## [BRIEF]
Below is a set of records. Repeat all of them exactly.

######

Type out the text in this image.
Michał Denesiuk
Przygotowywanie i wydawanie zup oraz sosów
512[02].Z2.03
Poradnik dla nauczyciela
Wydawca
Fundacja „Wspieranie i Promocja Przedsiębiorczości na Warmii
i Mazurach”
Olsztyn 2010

######

## [ANSWER TO THE PROBLEM]
Type out the text in this image.
Michał Denesiuk
Przygotowywanie i wydawanie zup oraz sosów
512[02].Z2.03
Poradnik dla nauczyciela
Wydawca
Fundacja „Wspieranie i Promocja Przedsiębiorczości na Warmii
i Mazurach”
Olsztyn 2010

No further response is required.